LISTING.
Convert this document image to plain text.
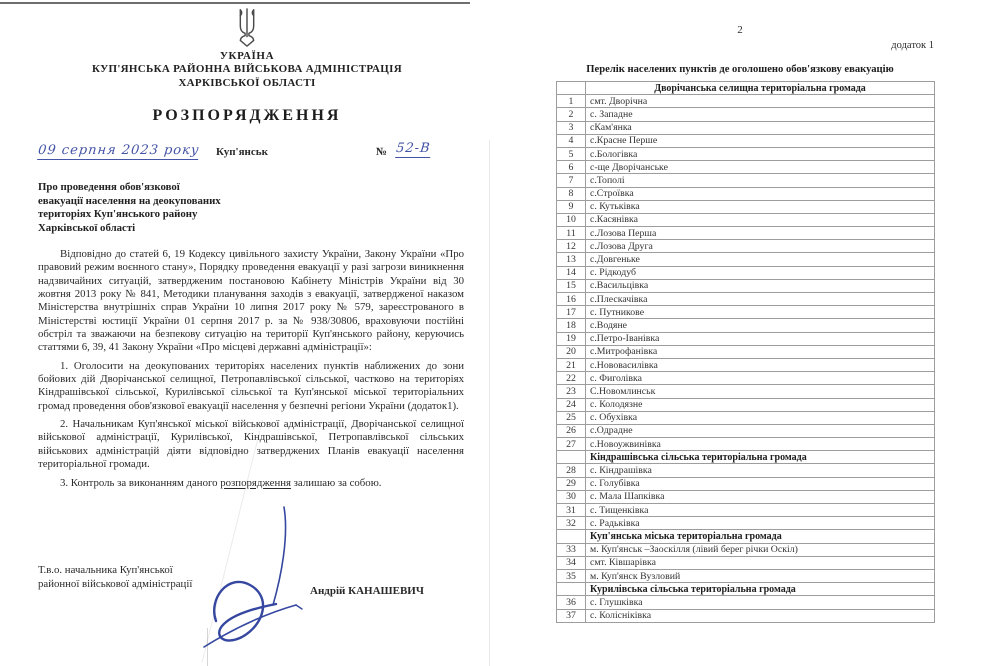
УКРАЇНА
КУП'ЯНСЬКА РАЙОННА ВІЙСЬКОВА АДМІНІСТРАЦІЯ
ХАРКІВСЬКОЇ ОБЛАСТІ
РОЗПОРЯДЖЕННЯ
09 серпня 2023 року Куп'янськ	№ 52-В
Про проведення обов'язкової
евакуації населення на деокупованих
територіях Куп'янського району
Харківської області

Відповідно до статей 6, 19 Кодексу цивільного захисту України, Закону України «Про правовий режим воєнного стану», Порядку проведення евакуації у разі загрози виникнення надзвичайних ситуацій, затвердженим постановою Кабінету Міністрів України від 30 жовтня 2013 року № 841, Методики планування заходів з евакуації, затвердженої наказом Міністерства внутрішніх справ України 10 липня 2017 року № 579, зареєстрованого в Міністерстві юстиції України 01 серпня 2017 р. за № 938/30806, враховуючи постійні обстріл та зважаючи на безпекову ситуацію на території Куп'янського району, керуючись статтями 6, 39, 41 Закону України «Про місцеві державні адміністрації»:

1. Оголосити на деокупованих територіях населених пунктів наближених до зони бойових дій Дворічанської селищної, Петропавлівської сільської, частково на територіях Кіндрашівської сільської, Курилівської сільської та Куп'янської міської територіальних громад проведення обов'язкової евакуації населення у безпечні регіони України (додаток1).

2. Начальникам Куп'янської міської військової адміністрації, Дворічанської селищної військової адміністрації, Курилівської, Кіндрашівської, Петропавлівської сільських військових адміністрацій діяти відповідно затверджених Планів евакуації населення територіальної громади.

3. Контроль за виконанням даного розпорядження залишаю за собою.

Т.в.о. начальника Куп'янської
районної військової адміністрації
Андрій КАНАШЕВИЧ
2
додаток 1
Перелік населених пунктів де оголошено обов'язкову евакуацію
	Дворічанська селищна територіальна громада
1	смт. Дворічна
2	с. Западне
3	сКам'янка
4	с.Красне Перше
5	с.Бологівка
6	с-ще Дворічанське
7	с.Тополі
8	с.Строївка
9	с. Кутьківка
10	с.Касянівка
11	с.Лозова Перша
12	с.Лозова Друга
13	с.Довгеньке
14	с. Рідкодуб
15	с.Васильцівка
16	с.Плескачівка
17	с. Путникове
18	с.Водяне
19	с.Петро-Іванівка
20	с.Митрофанівка
21	с.Нововасилівка
22	с. Фиголівка
23	С.Новомлинськ
24	с. Колодязне
25	с. Обухівка
26	с.Одрадне
27	с.Новоужвинівка
	Кіндрашівська сільська територіальна громада
28	с. Кіндрашівка
29	с. Голубівка
30	с. Мала Шапківка
31	с. Тищенківка
32	с. Радьківка
	Куп'янська міська територіальна громада
33	м. Куп'янськ –Заоскілля (лівий берег річки Оскіл)
34	смт. Ківшарівка
35	м. Куп'янск Вузловий
	Курилівська сільська територіальна громада
36	с. Глушківка
37	с. Колісніківка
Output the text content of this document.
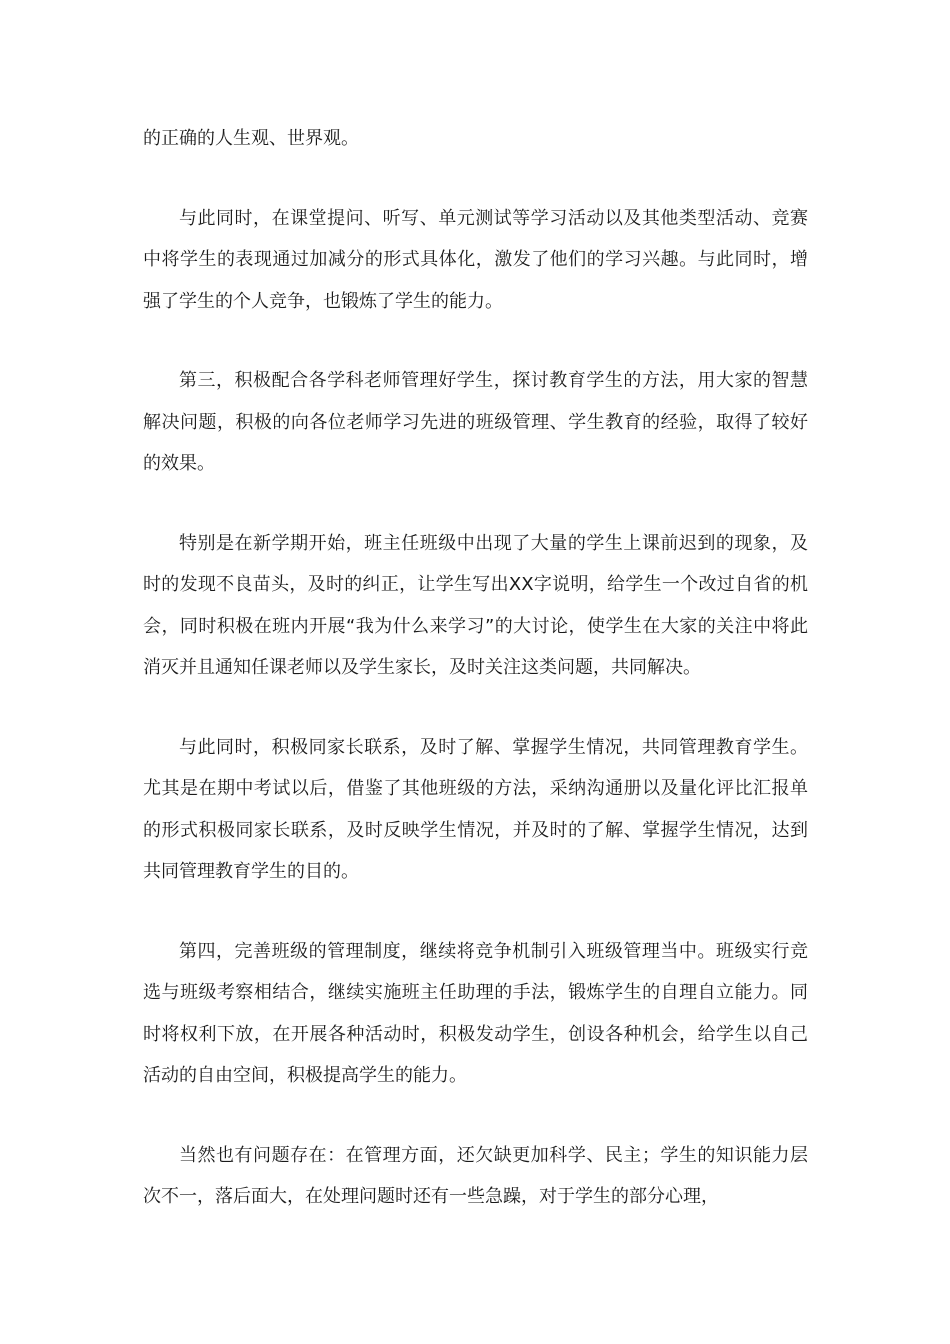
的正确的人生观、世界观。

与此同时，在课堂提问、听写、单元测试等学习活动以及其他类型活动、竞赛中将学生的表现通过加减分的形式具体化，激发了他们的学习兴趣。与此同时，增强了学生的个人竞争，也锻炼了学生的能力。

第三，积极配合各学科老师管理好学生，探讨教育学生的方法，用大家的智慧解决问题，积极的向各位老师学习先进的班级管理、学生教育的经验，取得了较好的效果。

特别是在新学期开始，班主任班级中出现了大量的学生上课前迟到的现象，及时的发现不良苗头，及时的纠正，让学生写出XX字说明，给学生一个改过自省的机会，同时积极在班内开展“我为什么来学习”的大讨论，使学生在大家的关注中将此消灭并且通知任课老师以及学生家长，及时关注这类问题，共同解决。

与此同时，积极同家长联系，及时了解、掌握学生情况，共同管理教育学生。尤其是在期中考试以后，借鉴了其他班级的方法，采纳沟通册以及量化评比汇报单的形式积极同家长联系，及时反映学生情况，并及时的了解、掌握学生情况，达到共同管理教育学生的目的。

第四，完善班级的管理制度，继续将竞争机制引入班级管理当中。班级实行竞选与班级考察相结合，继续实施班主任助理的手法，锻炼学生的自理自立能力。同时将权利下放，在开展各种活动时，积极发动学生，创设各种机会，给学生以自己活动的自由空间，积极提高学生的能力。

当然也有问题存在：在管理方面，还欠缺更加科学、民主；学生的知识能力层次不一，落后面大，在处理问题时还有一些急躁，对于学生的部分心理，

PROBLEM DETAILS. Go through the records and gather the lines that hold "сільська".

SOLVED EXERCISE.
	Кіндрашівська сільська територіальна громада
	Курилівська сільська територіальна громада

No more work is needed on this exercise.